======== DATASET CONTENT ========

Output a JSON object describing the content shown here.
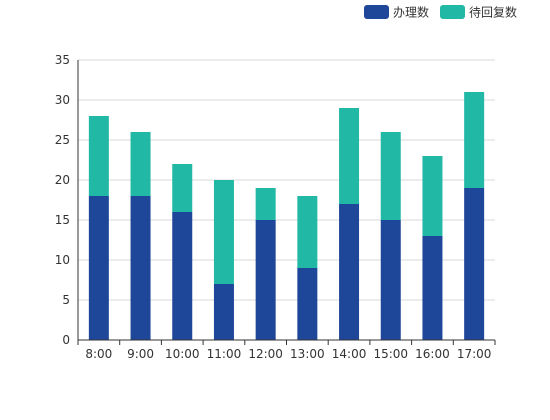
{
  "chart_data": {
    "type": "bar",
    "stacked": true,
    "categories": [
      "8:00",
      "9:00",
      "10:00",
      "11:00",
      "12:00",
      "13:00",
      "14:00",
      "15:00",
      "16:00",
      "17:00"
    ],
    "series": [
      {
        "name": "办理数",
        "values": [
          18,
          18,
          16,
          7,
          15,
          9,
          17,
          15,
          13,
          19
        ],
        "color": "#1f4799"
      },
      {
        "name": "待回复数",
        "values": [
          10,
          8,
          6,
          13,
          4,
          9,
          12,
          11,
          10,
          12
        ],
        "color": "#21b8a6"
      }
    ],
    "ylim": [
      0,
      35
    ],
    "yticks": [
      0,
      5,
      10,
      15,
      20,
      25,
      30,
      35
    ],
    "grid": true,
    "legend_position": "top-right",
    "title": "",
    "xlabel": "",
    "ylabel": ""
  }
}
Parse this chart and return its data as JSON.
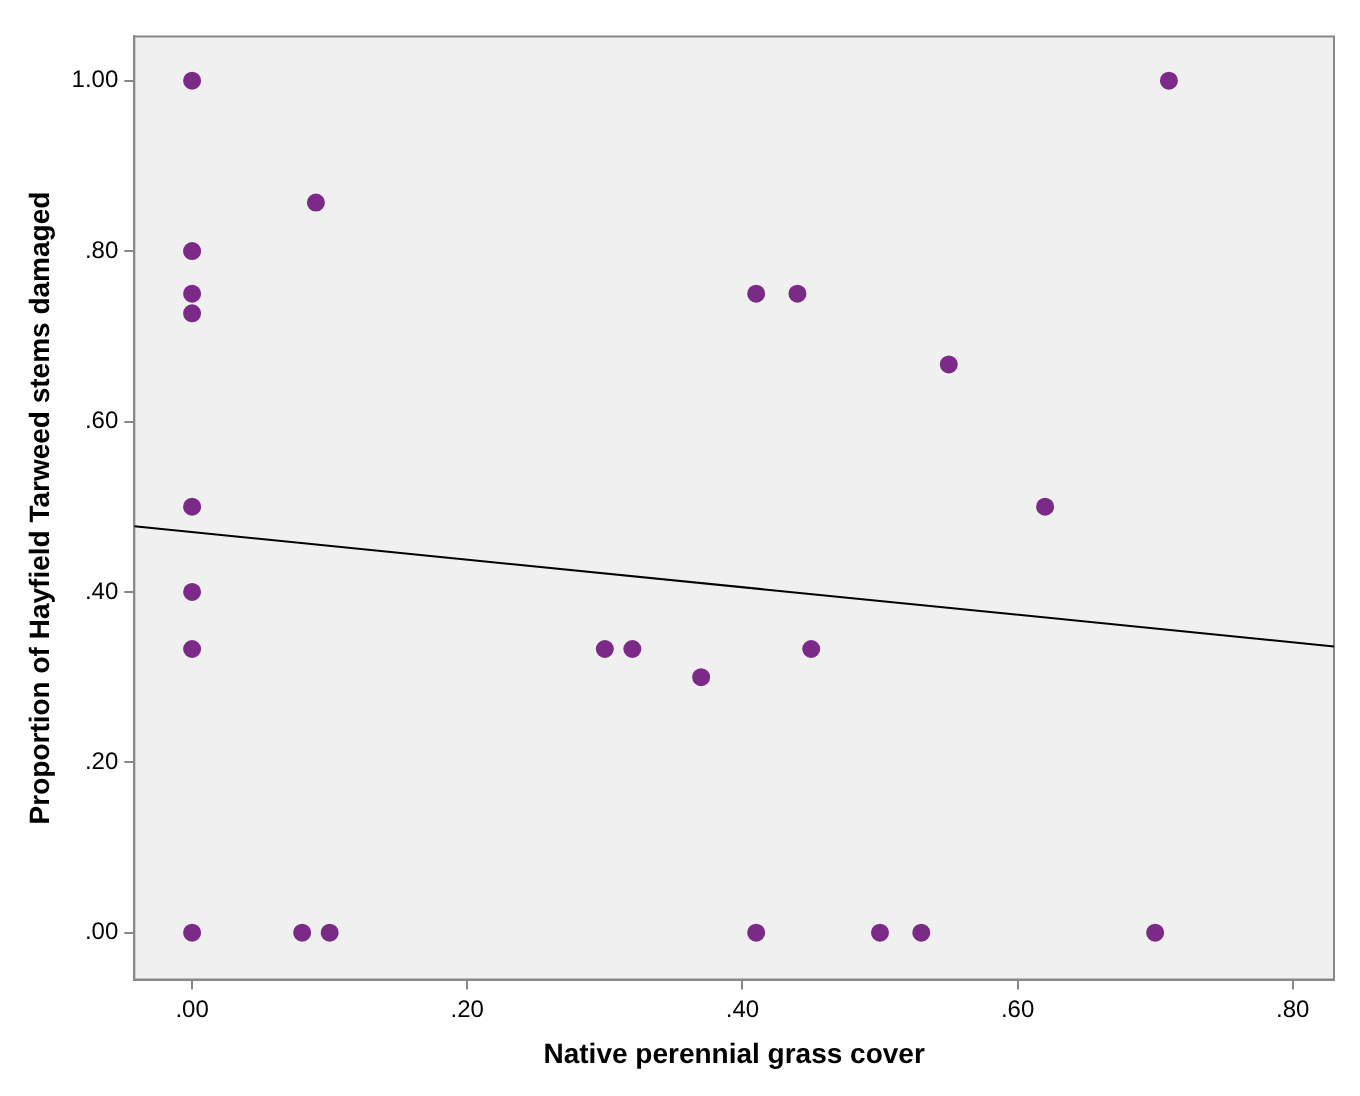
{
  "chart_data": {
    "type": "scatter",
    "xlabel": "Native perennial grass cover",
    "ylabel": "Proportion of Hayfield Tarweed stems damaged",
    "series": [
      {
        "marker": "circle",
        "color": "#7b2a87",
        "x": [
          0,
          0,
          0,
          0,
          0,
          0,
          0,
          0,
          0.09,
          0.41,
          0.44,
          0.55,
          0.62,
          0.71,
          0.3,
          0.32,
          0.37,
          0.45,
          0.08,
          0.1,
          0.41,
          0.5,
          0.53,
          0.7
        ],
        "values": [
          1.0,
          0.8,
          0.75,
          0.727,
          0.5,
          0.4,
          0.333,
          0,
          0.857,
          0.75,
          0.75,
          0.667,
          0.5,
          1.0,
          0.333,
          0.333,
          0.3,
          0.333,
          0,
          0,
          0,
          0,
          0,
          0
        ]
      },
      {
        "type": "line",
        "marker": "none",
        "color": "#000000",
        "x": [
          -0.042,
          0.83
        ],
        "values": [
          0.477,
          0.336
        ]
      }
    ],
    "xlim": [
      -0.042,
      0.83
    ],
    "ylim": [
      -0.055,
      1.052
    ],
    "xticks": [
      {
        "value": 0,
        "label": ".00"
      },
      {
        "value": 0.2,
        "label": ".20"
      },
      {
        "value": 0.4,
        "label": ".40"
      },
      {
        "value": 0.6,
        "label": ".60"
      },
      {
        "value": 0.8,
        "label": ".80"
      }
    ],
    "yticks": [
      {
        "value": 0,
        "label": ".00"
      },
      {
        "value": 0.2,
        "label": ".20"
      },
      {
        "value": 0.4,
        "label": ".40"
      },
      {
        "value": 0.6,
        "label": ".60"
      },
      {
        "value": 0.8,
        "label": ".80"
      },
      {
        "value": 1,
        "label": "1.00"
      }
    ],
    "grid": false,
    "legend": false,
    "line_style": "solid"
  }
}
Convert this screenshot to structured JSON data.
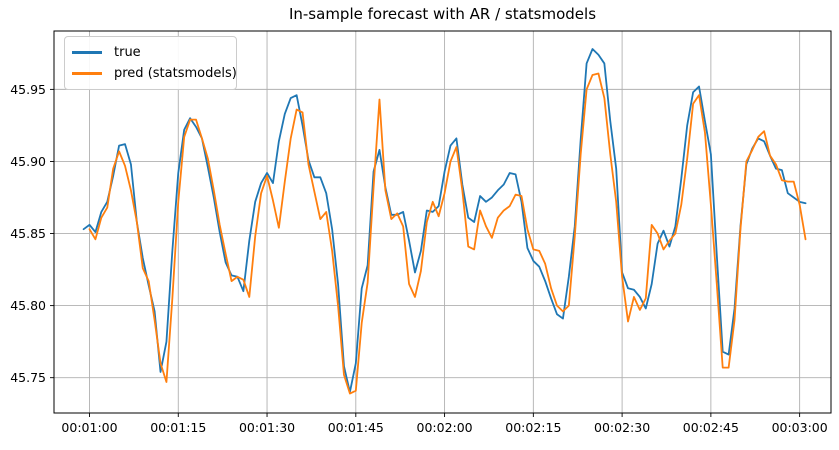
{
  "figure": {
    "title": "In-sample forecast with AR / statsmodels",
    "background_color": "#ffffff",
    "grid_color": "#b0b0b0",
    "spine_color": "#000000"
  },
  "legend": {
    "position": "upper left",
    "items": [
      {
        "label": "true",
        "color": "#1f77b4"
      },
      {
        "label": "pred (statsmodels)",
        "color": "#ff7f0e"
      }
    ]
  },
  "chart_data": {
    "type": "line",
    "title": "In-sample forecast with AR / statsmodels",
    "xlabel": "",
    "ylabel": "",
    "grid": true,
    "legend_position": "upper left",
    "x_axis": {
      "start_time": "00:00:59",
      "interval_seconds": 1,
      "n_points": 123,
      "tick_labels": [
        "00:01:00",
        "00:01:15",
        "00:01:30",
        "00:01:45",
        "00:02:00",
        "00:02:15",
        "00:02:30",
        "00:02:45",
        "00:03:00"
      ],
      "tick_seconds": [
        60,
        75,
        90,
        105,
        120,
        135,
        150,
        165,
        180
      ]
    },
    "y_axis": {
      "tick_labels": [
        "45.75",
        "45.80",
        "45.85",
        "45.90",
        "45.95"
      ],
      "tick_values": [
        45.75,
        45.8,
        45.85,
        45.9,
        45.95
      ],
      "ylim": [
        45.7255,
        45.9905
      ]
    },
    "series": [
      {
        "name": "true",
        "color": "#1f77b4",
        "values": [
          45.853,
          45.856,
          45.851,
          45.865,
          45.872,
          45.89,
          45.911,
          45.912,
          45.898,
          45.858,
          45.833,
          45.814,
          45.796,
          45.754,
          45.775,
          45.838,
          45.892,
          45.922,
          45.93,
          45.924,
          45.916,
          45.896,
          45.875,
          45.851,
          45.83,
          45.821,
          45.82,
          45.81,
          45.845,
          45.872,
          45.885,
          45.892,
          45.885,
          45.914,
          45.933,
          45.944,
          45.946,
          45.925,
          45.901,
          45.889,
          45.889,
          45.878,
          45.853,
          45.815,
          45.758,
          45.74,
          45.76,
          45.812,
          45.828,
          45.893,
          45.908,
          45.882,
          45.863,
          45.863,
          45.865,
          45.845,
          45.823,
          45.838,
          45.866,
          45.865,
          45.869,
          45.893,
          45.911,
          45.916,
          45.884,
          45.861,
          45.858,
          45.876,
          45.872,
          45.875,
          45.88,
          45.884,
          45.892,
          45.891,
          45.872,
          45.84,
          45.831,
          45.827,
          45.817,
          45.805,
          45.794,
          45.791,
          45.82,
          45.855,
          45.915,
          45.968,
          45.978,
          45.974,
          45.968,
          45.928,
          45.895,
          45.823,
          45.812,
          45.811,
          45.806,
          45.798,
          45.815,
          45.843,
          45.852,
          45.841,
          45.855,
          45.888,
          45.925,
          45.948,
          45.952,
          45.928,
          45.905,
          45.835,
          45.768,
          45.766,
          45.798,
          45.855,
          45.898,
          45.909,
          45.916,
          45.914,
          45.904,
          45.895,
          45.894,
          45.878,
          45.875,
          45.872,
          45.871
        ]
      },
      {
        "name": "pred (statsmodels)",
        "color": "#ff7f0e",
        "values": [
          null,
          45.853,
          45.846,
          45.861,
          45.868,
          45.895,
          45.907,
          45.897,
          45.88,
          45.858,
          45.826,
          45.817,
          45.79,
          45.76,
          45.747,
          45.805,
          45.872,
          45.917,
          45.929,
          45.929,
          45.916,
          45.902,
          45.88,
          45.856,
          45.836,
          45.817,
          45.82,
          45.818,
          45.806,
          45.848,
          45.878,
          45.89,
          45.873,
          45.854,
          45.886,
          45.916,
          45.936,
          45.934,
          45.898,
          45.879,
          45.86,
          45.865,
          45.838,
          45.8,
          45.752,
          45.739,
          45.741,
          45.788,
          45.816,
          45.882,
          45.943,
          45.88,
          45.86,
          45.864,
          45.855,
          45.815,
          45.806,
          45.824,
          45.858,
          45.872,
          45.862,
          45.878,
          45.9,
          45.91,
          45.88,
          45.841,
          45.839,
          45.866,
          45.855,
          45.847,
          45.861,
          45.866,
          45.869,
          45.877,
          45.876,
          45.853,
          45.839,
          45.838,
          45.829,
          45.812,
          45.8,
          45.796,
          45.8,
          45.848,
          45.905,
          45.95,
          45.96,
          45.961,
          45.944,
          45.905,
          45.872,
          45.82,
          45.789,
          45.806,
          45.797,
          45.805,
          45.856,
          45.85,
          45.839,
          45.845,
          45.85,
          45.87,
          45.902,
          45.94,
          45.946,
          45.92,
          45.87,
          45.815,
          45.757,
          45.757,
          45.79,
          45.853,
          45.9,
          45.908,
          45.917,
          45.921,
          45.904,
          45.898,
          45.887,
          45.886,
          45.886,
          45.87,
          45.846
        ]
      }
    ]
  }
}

========

Repeat the records in full, exactly as they appear, without the pictures.

Output a JSON object describing the content shown here.
{
  "chart_data": {
    "type": "bar",
    "stacked": true,
    "categories": [
      "8:00",
      "9:00",
      "10:00",
      "11:00",
      "12:00",
      "13:00",
      "14:00",
      "15:00",
      "16:00",
      "17:00"
    ],
    "series": [
      {
        "name": "办理数",
        "values": [
          18,
          18,
          16,
          7,
          15,
          9,
          17,
          15,
          13,
          19
        ],
        "color": "#1f4799"
      },
      {
        "name": "待回复数",
        "values": [
          10,
          8,
          6,
          13,
          4,
          9,
          12,
          11,
          10,
          12
        ],
        "color": "#21b8a6"
      }
    ],
    "ylim": [
      0,
      35
    ],
    "yticks": [
      0,
      5,
      10,
      15,
      20,
      25,
      30,
      35
    ],
    "grid": true,
    "legend_position": "top-right",
    "title": "",
    "xlabel": "",
    "ylabel": ""
  }
}
Parse this chart and return its data as JSON.
{
  "chart_data": {
    "type": "scatter",
    "xlabel": "Native perennial grass cover",
    "ylabel": "Proportion of Hayfield Tarweed stems damaged",
    "series": [
      {
        "marker": "circle",
        "color": "#7b2a87",
        "x": [
          0,
          0,
          0,
          0,
          0,
          0,
          0,
          0,
          0.09,
          0.41,
          0.44,
          0.55,
          0.62,
          0.71,
          0.3,
          0.32,
          0.37,
          0.45,
          0.08,
          0.1,
          0.41,
          0.5,
          0.53,
          0.7
        ],
        "values": [
          1.0,
          0.8,
          0.75,
          0.727,
          0.5,
          0.4,
          0.333,
          0,
          0.857,
          0.75,
          0.75,
          0.667,
          0.5,
          1.0,
          0.333,
          0.333,
          0.3,
          0.333,
          0,
          0,
          0,
          0,
          0,
          0
        ]
      },
      {
        "type": "line",
        "marker": "none",
        "color": "#000000",
        "x": [
          -0.042,
          0.83
        ],
        "values": [
          0.477,
          0.336
        ]
      }
    ],
    "xlim": [
      -0.042,
      0.83
    ],
    "ylim": [
      -0.055,
      1.052
    ],
    "xticks": [
      {
        "value": 0,
        "label": ".00"
      },
      {
        "value": 0.2,
        "label": ".20"
      },
      {
        "value": 0.4,
        "label": ".40"
      },
      {
        "value": 0.6,
        "label": ".60"
      },
      {
        "value": 0.8,
        "label": ".80"
      }
    ],
    "yticks": [
      {
        "value": 0,
        "label": ".00"
      },
      {
        "value": 0.2,
        "label": ".20"
      },
      {
        "value": 0.4,
        "label": ".40"
      },
      {
        "value": 0.6,
        "label": ".60"
      },
      {
        "value": 0.8,
        "label": ".80"
      },
      {
        "value": 1,
        "label": "1.00"
      }
    ],
    "grid": false,
    "legend": false,
    "line_style": "solid"
  }
}
Convert this screenshot to structured JSON data.
{
  "figure": {
    "title": "In-sample forecast with AR / statsmodels",
    "background_color": "#ffffff",
    "grid_color": "#b0b0b0",
    "spine_color": "#000000"
  },
  "legend": {
    "position": "upper left",
    "items": [
      {
        "label": "true",
        "color": "#1f77b4"
      },
      {
        "label": "pred (statsmodels)",
        "color": "#ff7f0e"
      }
    ]
  },
  "chart_data": {
    "type": "line",
    "title": "In-sample forecast with AR / statsmodels",
    "xlabel": "",
    "ylabel": "",
    "grid": true,
    "legend_position": "upper left",
    "x_axis": {
      "start_time": "00:00:59",
      "interval_seconds": 1,
      "n_points": 123,
      "tick_labels": [
        "00:01:00",
        "00:01:15",
        "00:01:30",
        "00:01:45",
        "00:02:00",
        "00:02:15",
        "00:02:30",
        "00:02:45",
        "00:03:00"
      ],
      "tick_seconds": [
        60,
        75,
        90,
        105,
        120,
        135,
        150,
        165,
        180
      ]
    },
    "y_axis": {
      "tick_labels": [
        "45.75",
        "45.80",
        "45.85",
        "45.90",
        "45.95"
      ],
      "tick_values": [
        45.75,
        45.8,
        45.85,
        45.9,
        45.95
      ],
      "ylim": [
        45.7255,
        45.9905
      ]
    },
    "series": [
      {
        "name": "true",
        "color": "#1f77b4",
        "values": [
          45.853,
          45.856,
          45.851,
          45.865,
          45.872,
          45.89,
          45.911,
          45.912,
          45.898,
          45.858,
          45.833,
          45.814,
          45.796,
          45.754,
          45.775,
          45.838,
          45.892,
          45.922,
          45.93,
          45.924,
          45.916,
          45.896,
          45.875,
          45.851,
          45.83,
          45.821,
          45.82,
          45.81,
          45.845,
          45.872,
          45.885,
          45.892,
          45.885,
          45.914,
          45.933,
          45.944,
          45.946,
          45.925,
          45.901,
          45.889,
          45.889,
          45.878,
          45.853,
          45.815,
          45.758,
          45.74,
          45.76,
          45.812,
          45.828,
          45.893,
          45.908,
          45.882,
          45.863,
          45.863,
          45.865,
          45.845,
          45.823,
          45.838,
          45.866,
          45.865,
          45.869,
          45.893,
          45.911,
          45.916,
          45.884,
          45.861,
          45.858,
          45.876,
          45.872,
          45.875,
          45.88,
          45.884,
          45.892,
          45.891,
          45.872,
          45.84,
          45.831,
          45.827,
          45.817,
          45.805,
          45.794,
          45.791,
          45.82,
          45.855,
          45.915,
          45.968,
          45.978,
          45.974,
          45.968,
          45.928,
          45.895,
          45.823,
          45.812,
          45.811,
          45.806,
          45.798,
          45.815,
          45.843,
          45.852,
          45.841,
          45.855,
          45.888,
          45.925,
          45.948,
          45.952,
          45.928,
          45.905,
          45.835,
          45.768,
          45.766,
          45.798,
          45.855,
          45.898,
          45.909,
          45.916,
          45.914,
          45.904,
          45.895,
          45.894,
          45.878,
          45.875,
          45.872,
          45.871
        ]
      },
      {
        "name": "pred (statsmodels)",
        "color": "#ff7f0e",
        "values": [
          null,
          45.853,
          45.846,
          45.861,
          45.868,
          45.895,
          45.907,
          45.897,
          45.88,
          45.858,
          45.826,
          45.817,
          45.79,
          45.76,
          45.747,
          45.805,
          45.872,
          45.917,
          45.929,
          45.929,
          45.916,
          45.902,
          45.88,
          45.856,
          45.836,
          45.817,
          45.82,
          45.818,
          45.806,
          45.848,
          45.878,
          45.89,
          45.873,
          45.854,
          45.886,
          45.916,
          45.936,
          45.934,
          45.898,
          45.879,
          45.86,
          45.865,
          45.838,
          45.8,
          45.752,
          45.739,
          45.741,
          45.788,
          45.816,
          45.882,
          45.943,
          45.88,
          45.86,
          45.864,
          45.855,
          45.815,
          45.806,
          45.824,
          45.858,
          45.872,
          45.862,
          45.878,
          45.9,
          45.91,
          45.88,
          45.841,
          45.839,
          45.866,
          45.855,
          45.847,
          45.861,
          45.866,
          45.869,
          45.877,
          45.876,
          45.853,
          45.839,
          45.838,
          45.829,
          45.812,
          45.8,
          45.796,
          45.8,
          45.848,
          45.905,
          45.95,
          45.96,
          45.961,
          45.944,
          45.905,
          45.872,
          45.82,
          45.789,
          45.806,
          45.797,
          45.805,
          45.856,
          45.85,
          45.839,
          45.845,
          45.85,
          45.87,
          45.902,
          45.94,
          45.946,
          45.92,
          45.87,
          45.815,
          45.757,
          45.757,
          45.79,
          45.853,
          45.9,
          45.908,
          45.917,
          45.921,
          45.904,
          45.898,
          45.887,
          45.886,
          45.886,
          45.87,
          45.846
        ]
      }
    ]
  }
}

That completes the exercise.